### GIVEN RECORDS
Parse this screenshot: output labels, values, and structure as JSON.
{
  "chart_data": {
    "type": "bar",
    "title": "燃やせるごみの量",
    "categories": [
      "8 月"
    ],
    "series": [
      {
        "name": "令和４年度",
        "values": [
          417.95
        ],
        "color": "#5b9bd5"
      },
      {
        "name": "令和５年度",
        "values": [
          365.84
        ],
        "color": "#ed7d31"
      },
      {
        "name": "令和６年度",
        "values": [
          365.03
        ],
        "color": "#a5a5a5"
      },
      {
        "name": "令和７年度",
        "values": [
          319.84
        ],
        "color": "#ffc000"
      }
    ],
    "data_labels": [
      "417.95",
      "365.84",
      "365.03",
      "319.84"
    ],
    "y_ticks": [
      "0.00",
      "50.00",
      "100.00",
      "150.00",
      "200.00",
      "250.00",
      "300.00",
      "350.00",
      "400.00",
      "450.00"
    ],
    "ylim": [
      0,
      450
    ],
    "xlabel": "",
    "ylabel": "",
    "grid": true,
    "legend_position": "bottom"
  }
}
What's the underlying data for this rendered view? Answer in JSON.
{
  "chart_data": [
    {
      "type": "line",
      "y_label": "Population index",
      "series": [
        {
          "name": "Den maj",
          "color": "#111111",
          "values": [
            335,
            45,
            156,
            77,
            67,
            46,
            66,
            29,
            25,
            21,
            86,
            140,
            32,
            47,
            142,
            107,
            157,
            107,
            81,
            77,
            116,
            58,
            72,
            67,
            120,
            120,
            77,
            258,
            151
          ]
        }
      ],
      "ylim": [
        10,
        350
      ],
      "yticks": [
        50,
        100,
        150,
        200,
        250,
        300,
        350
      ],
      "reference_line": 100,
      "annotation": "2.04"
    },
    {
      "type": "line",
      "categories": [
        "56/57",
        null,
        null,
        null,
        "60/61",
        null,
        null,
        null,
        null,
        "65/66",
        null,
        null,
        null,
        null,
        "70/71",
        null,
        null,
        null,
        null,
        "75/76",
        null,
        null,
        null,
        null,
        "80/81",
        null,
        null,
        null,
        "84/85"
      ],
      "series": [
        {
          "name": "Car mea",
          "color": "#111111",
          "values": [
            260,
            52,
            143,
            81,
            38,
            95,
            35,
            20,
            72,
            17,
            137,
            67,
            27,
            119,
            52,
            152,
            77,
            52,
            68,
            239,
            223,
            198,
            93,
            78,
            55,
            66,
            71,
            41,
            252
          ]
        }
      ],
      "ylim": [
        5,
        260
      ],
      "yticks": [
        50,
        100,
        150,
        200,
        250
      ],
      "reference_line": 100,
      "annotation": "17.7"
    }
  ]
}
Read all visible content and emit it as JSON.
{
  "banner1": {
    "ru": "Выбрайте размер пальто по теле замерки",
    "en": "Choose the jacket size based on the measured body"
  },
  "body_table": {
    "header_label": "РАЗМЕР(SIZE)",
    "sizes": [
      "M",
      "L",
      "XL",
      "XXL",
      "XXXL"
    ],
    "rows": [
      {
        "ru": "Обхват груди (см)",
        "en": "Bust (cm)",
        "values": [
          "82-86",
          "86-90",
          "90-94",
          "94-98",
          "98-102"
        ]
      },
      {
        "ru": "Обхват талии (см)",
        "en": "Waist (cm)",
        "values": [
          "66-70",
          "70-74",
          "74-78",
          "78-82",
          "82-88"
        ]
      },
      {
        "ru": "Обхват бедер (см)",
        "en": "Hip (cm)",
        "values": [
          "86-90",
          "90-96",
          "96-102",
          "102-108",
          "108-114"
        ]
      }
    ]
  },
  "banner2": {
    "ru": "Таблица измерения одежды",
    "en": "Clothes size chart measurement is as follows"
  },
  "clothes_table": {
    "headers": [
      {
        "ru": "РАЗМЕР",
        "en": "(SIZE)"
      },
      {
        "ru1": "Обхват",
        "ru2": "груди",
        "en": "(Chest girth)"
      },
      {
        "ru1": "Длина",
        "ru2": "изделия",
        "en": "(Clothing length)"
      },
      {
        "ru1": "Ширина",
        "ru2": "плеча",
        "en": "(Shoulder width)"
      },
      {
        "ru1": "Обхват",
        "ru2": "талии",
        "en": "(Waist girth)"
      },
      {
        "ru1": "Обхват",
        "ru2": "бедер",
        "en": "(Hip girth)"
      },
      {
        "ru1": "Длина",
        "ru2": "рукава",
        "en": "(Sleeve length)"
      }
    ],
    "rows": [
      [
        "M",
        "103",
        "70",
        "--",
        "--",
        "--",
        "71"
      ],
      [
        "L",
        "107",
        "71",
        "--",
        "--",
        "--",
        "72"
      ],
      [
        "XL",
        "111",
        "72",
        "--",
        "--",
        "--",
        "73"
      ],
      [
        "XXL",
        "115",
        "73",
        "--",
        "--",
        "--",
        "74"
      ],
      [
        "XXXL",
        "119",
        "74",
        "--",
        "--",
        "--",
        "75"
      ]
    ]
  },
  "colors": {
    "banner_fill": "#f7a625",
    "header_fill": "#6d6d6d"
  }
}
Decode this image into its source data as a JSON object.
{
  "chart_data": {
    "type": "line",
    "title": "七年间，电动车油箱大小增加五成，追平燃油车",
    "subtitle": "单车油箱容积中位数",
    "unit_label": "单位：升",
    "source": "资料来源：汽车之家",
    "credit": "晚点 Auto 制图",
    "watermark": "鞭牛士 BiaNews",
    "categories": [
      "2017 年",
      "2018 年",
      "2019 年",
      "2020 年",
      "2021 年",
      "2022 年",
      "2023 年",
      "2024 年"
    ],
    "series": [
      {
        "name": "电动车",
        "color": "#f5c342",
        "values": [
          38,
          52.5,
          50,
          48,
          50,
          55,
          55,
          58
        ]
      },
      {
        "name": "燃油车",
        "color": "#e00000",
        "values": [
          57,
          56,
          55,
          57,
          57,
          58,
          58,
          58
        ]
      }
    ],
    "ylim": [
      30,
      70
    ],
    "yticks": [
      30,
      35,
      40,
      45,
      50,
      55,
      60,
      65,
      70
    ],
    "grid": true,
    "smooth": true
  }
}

### BRIEF
All of the entries must be quoted exactly; please include each one.

### RESULT OF THIS TASK
Parse this screenshot: output labels, values, and structure as JSON.
{
  "chart_data": {
    "type": "bar",
    "title": "燃やせるごみの量",
    "categories": [
      "8 月"
    ],
    "series": [
      {
        "name": "令和４年度",
        "values": [
          417.95
        ],
        "color": "#5b9bd5"
      },
      {
        "name": "令和５年度",
        "values": [
          365.84
        ],
        "color": "#ed7d31"
      },
      {
        "name": "令和６年度",
        "values": [
          365.03
        ],
        "color": "#a5a5a5"
      },
      {
        "name": "令和７年度",
        "values": [
          319.84
        ],
        "color": "#ffc000"
      }
    ],
    "data_labels": [
      "417.95",
      "365.84",
      "365.03",
      "319.84"
    ],
    "y_ticks": [
      "0.00",
      "50.00",
      "100.00",
      "150.00",
      "200.00",
      "250.00",
      "300.00",
      "350.00",
      "400.00",
      "450.00"
    ],
    "ylim": [
      0,
      450
    ],
    "xlabel": "",
    "ylabel": "",
    "grid": true,
    "legend_position": "bottom"
  }
}
What's the underlying data for this rendered view? Answer in JSON.
{
  "chart_data": [
    {
      "type": "line",
      "y_label": "Population index",
      "series": [
        {
          "name": "Den maj",
          "color": "#111111",
          "values": [
            335,
            45,
            156,
            77,
            67,
            46,
            66,
            29,
            25,
            21,
            86,
            140,
            32,
            47,
            142,
            107,
            157,
            107,
            81,
            77,
            116,
            58,
            72,
            67,
            120,
            120,
            77,
            258,
            151
          ]
        }
      ],
      "ylim": [
        10,
        350
      ],
      "yticks": [
        50,
        100,
        150,
        200,
        250,
        300,
        350
      ],
      "reference_line": 100,
      "annotation": "2.04"
    },
    {
      "type": "line",
      "categories": [
        "56/57",
        null,
        null,
        null,
        "60/61",
        null,
        null,
        null,
        null,
        "65/66",
        null,
        null,
        null,
        null,
        "70/71",
        null,
        null,
        null,
        null,
        "75/76",
        null,
        null,
        null,
        null,
        "80/81",
        null,
        null,
        null,
        "84/85"
      ],
      "series": [
        {
          "name": "Car mea",
          "color": "#111111",
          "values": [
            260,
            52,
            143,
            81,
            38,
            95,
            35,
            20,
            72,
            17,
            137,
            67,
            27,
            119,
            52,
            152,
            77,
            52,
            68,
            239,
            223,
            198,
            93,
            78,
            55,
            66,
            71,
            41,
            252
          ]
        }
      ],
      "ylim": [
        5,
        260
      ],
      "yticks": [
        50,
        100,
        150,
        200,
        250
      ],
      "reference_line": 100,
      "annotation": "17.7"
    }
  ]
}
Read all visible content and emit it as JSON.
{
  "banner1": {
    "ru": "Выбрайте размер пальто по теле замерки",
    "en": "Choose the jacket size based on the measured body"
  },
  "body_table": {
    "header_label": "РАЗМЕР(SIZE)",
    "sizes": [
      "M",
      "L",
      "XL",
      "XXL",
      "XXXL"
    ],
    "rows": [
      {
        "ru": "Обхват груди (см)",
        "en": "Bust (cm)",
        "values": [
          "82-86",
          "86-90",
          "90-94",
          "94-98",
          "98-102"
        ]
      },
      {
        "ru": "Обхват талии (см)",
        "en": "Waist (cm)",
        "values": [
          "66-70",
          "70-74",
          "74-78",
          "78-82",
          "82-88"
        ]
      },
      {
        "ru": "Обхват бедер (см)",
        "en": "Hip (cm)",
        "values": [
          "86-90",
          "90-96",
          "96-102",
          "102-108",
          "108-114"
        ]
      }
    ]
  },
  "banner2": {
    "ru": "Таблица измерения одежды",
    "en": "Clothes size chart measurement is as follows"
  },
  "clothes_table": {
    "headers": [
      {
        "ru": "РАЗМЕР",
        "en": "(SIZE)"
      },
      {
        "ru1": "Обхват",
        "ru2": "груди",
        "en": "(Chest girth)"
      },
      {
        "ru1": "Длина",
        "ru2": "изделия",
        "en": "(Clothing length)"
      },
      {
        "ru1": "Ширина",
        "ru2": "плеча",
        "en": "(Shoulder width)"
      },
      {
        "ru1": "Обхват",
        "ru2": "талии",
        "en": "(Waist girth)"
      },
      {
        "ru1": "Обхват",
        "ru2": "бедер",
        "en": "(Hip girth)"
      },
      {
        "ru1": "Длина",
        "ru2": "рукава",
        "en": "(Sleeve length)"
      }
    ],
    "rows": [
      [
        "M",
        "103",
        "70",
        "--",
        "--",
        "--",
        "71"
      ],
      [
        "L",
        "107",
        "71",
        "--",
        "--",
        "--",
        "72"
      ],
      [
        "XL",
        "111",
        "72",
        "--",
        "--",
        "--",
        "73"
      ],
      [
        "XXL",
        "115",
        "73",
        "--",
        "--",
        "--",
        "74"
      ],
      [
        "XXXL",
        "119",
        "74",
        "--",
        "--",
        "--",
        "75"
      ]
    ]
  },
  "colors": {
    "banner_fill": "#f7a625",
    "header_fill": "#6d6d6d"
  }
}
Decode this image into its source data as a JSON object.
{
  "chart_data": {
    "type": "line",
    "title": "七年间，电动车油箱大小增加五成，追平燃油车",
    "subtitle": "单车油箱容积中位数",
    "unit_label": "单位：升",
    "source": "资料来源：汽车之家",
    "credit": "晚点 Auto 制图",
    "watermark": "鞭牛士 BiaNews",
    "categories": [
      "2017 年",
      "2018 年",
      "2019 年",
      "2020 年",
      "2021 年",
      "2022 年",
      "2023 年",
      "2024 年"
    ],
    "series": [
      {
        "name": "电动车",
        "color": "#f5c342",
        "values": [
          38,
          52.5,
          50,
          48,
          50,
          55,
          55,
          58
        ]
      },
      {
        "name": "燃油车",
        "color": "#e00000",
        "values": [
          57,
          56,
          55,
          57,
          57,
          58,
          58,
          58
        ]
      }
    ],
    "ylim": [
      30,
      70
    ],
    "yticks": [
      30,
      35,
      40,
      45,
      50,
      55,
      60,
      65,
      70
    ],
    "grid": true,
    "smooth": true
  }
}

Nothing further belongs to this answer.